━━ Records for processing

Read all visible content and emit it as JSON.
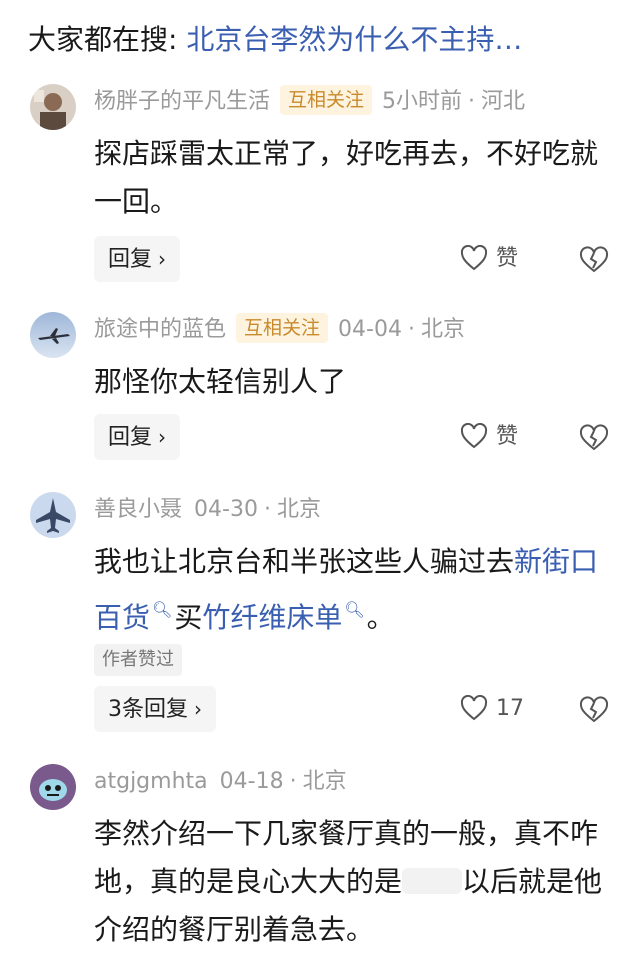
{
  "search": {
    "label": "大家都在搜:",
    "query": "北京台李然为什么不主持…"
  },
  "comments": [
    {
      "username": "杨胖子的平凡生活",
      "badge": "互相关注",
      "time": "5小时前",
      "location": "河北",
      "text": "探店踩雷太正常了，好吃再去，不好吃就一回。",
      "reply_label": "回复",
      "like_label": "赞"
    },
    {
      "username": "旅途中的蓝色",
      "badge": "互相关注",
      "time": "04-04",
      "location": "北京",
      "text": "那怪你太轻信别人了",
      "reply_label": "回复",
      "like_label": "赞"
    },
    {
      "username": "善良小聂",
      "time": "04-30",
      "location": "北京",
      "text_before": "我也让北京台和半张这些人骗过去",
      "link1": "新街口百货",
      "text_between": "买",
      "link2": "竹纤维床单",
      "text_after": "。",
      "author_liked": "作者赞过",
      "reply_label": "3条回复",
      "like_count": "17"
    },
    {
      "username": "atgjgmhta",
      "time": "04-18",
      "location": "北京",
      "text_before": "李然介绍一下几家餐厅真的一般，真不咋地，真的是良心大大的是",
      "text_after": "以后就是他介绍的餐厅别着急去。"
    }
  ],
  "colors": {
    "link": "#3b5fb0",
    "badge_bg": "#fdf3df",
    "badge_text": "#c98a2b",
    "meta": "#9a9a9a"
  },
  "icons": [
    "heart-outline-icon",
    "broken-heart-icon",
    "chevron-right-icon",
    "search-icon"
  ]
}
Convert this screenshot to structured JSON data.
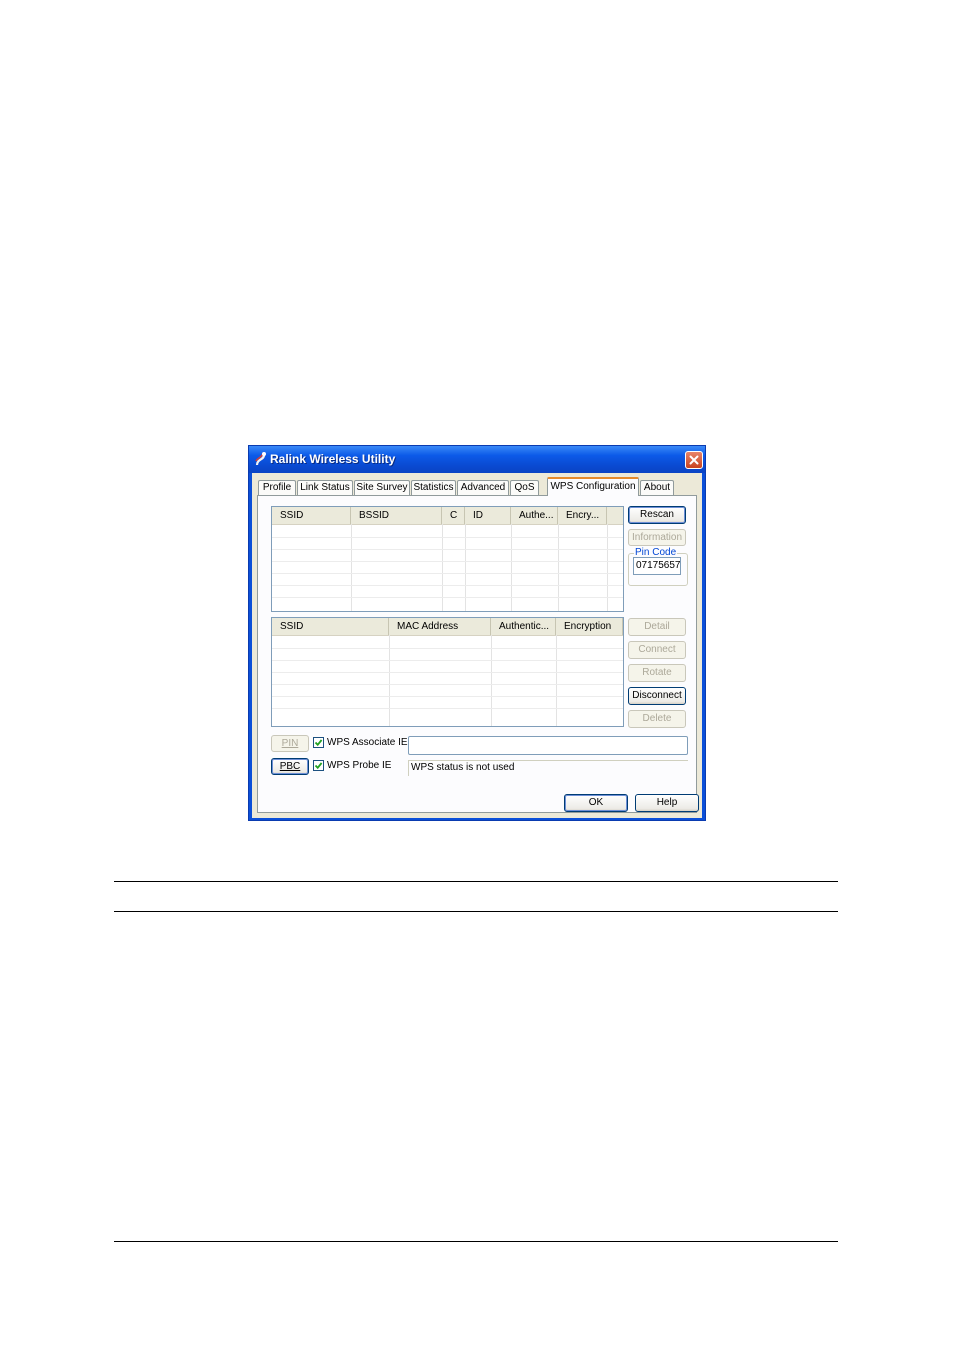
{
  "window": {
    "title": "Ralink Wireless Utility"
  },
  "tabs": [
    {
      "label": "Profile"
    },
    {
      "label": "Link Status"
    },
    {
      "label": "Site Survey"
    },
    {
      "label": "Statistics"
    },
    {
      "label": "Advanced"
    },
    {
      "label": "QoS"
    },
    {
      "label": "WPS Configuration"
    },
    {
      "label": "About"
    }
  ],
  "active_tab": "WPS Configuration",
  "ap_list": {
    "columns": [
      "SSID",
      "BSSID",
      "C",
      "ID",
      "Authe...",
      "Encry..."
    ],
    "rows": []
  },
  "profile_list": {
    "columns": [
      "SSID",
      "MAC Address",
      "Authentic...",
      "Encryption"
    ],
    "rows": []
  },
  "buttons": {
    "rescan": "Rescan",
    "information": "Information",
    "detail": "Detail",
    "connect": "Connect",
    "rotate": "Rotate",
    "disconnect": "Disconnect",
    "delete": "Delete",
    "pin": "PIN",
    "pbc": "PBC",
    "ok": "OK",
    "help": "Help"
  },
  "pin_code": {
    "label": "Pin Code",
    "value": "07175657"
  },
  "checkboxes": {
    "wps_associate_ie": {
      "label": "WPS Associate IE",
      "checked": true
    },
    "wps_probe_ie": {
      "label": "WPS Probe IE",
      "checked": true
    }
  },
  "wps_status": {
    "text": "WPS status is not used"
  },
  "colors": {
    "title_bar": "#0a4fd8",
    "active_tab_accent": "#e68b2c",
    "dialog_face": "#ece9d8",
    "close_button": "#d6512c"
  }
}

━━━━

### Stated task
Make a list of all lines in the data that contain "username".

### Response for this exercise
      "username": "杨胖子的平凡生活",
      "username": "旅途中的蓝色",
      "username": "善良小聂",
      "username": "atgjgmhta",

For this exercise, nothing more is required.